START

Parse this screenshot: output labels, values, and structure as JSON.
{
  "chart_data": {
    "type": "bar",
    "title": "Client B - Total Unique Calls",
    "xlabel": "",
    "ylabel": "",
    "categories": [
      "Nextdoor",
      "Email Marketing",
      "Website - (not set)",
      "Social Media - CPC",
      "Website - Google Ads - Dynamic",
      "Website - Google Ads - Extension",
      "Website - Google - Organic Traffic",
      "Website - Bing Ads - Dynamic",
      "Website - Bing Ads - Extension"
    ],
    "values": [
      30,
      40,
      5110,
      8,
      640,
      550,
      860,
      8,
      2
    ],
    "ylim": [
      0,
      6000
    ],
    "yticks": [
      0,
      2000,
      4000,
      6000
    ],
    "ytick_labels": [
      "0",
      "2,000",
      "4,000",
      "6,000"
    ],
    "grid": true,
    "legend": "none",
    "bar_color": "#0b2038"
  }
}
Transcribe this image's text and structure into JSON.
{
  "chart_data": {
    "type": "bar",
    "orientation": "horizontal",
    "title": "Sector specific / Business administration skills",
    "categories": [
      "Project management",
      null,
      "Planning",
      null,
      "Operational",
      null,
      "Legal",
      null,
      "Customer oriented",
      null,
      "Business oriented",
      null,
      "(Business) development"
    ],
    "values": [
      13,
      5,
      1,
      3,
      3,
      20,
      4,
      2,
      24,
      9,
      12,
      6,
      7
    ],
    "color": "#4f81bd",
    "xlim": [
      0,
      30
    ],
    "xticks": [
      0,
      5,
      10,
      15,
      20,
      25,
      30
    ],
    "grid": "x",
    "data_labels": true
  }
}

END

• Your task: Pick out each line above that includes "structure" and show it.

• Correct answer:
Parse this screenshot: output labels, values, and structure as JSON.
Transcribe this image's text and structure into JSON.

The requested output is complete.